• EXERCISE DESCRIPTION
Exact reproduction is required for all entries.

• SUPPLIED INFORMATION
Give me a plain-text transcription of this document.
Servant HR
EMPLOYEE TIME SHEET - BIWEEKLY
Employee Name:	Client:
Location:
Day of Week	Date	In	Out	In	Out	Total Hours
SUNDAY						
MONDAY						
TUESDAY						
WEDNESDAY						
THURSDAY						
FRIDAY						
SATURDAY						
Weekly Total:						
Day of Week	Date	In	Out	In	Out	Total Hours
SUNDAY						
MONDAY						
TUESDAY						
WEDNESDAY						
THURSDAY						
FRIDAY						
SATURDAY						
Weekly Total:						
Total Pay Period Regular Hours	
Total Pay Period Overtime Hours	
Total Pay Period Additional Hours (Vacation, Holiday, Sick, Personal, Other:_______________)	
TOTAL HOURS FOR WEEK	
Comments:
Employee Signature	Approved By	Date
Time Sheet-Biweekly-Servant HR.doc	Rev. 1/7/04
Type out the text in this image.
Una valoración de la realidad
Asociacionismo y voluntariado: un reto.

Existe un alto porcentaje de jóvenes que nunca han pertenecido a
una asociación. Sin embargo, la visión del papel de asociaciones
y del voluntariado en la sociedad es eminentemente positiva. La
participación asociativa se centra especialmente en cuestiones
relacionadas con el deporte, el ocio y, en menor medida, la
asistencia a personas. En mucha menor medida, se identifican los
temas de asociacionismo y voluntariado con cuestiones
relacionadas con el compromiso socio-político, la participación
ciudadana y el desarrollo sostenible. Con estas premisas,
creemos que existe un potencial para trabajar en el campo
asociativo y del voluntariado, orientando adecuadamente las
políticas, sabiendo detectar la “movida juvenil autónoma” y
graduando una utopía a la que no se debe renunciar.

• THE ANSWER
Give me a plain-text transcription of this document.
Servant HR
EMPLOYEE TIME SHEET - BIWEEKLY
Employee Name:	Client:
Location:
Day of Week	Date	In	Out	In	Out	Total Hours
SUNDAY						
MONDAY						
TUESDAY						
WEDNESDAY						
THURSDAY						
FRIDAY						
SATURDAY						
Weekly Total:						
Day of Week	Date	In	Out	In	Out	Total Hours
SUNDAY						
MONDAY						
TUESDAY						
WEDNESDAY						
THURSDAY						
FRIDAY						
SATURDAY						
Weekly Total:						
Total Pay Period Regular Hours	
Total Pay Period Overtime Hours	
Total Pay Period Additional Hours (Vacation, Holiday, Sick, Personal, Other:_______________)	
TOTAL HOURS FOR WEEK	
Comments:
Employee Signature	Approved By	Date
Time Sheet-Biweekly-Servant HR.doc	Rev. 1/7/04
Type out the text in this image.
Una valoración de la realidad
Asociacionismo y voluntariado: un reto.

Existe un alto porcentaje de jóvenes que nunca han pertenecido a
una asociación. Sin embargo, la visión del papel de asociaciones
y del voluntariado en la sociedad es eminentemente positiva. La
participación asociativa se centra especialmente en cuestiones
relacionadas con el deporte, el ocio y, en menor medida, la
asistencia a personas. En mucha menor medida, se identifican los
temas de asociacionismo y voluntariado con cuestiones
relacionadas con el compromiso socio-político, la participación
ciudadana y el desarrollo sostenible. Con estas premisas,
creemos que existe un potencial para trabajar en el campo
asociativo y del voluntariado, orientando adecuadamente las
políticas, sabiendo detectar la “movida juvenil autónoma” y
graduando una utopía a la que no se debe renunciar.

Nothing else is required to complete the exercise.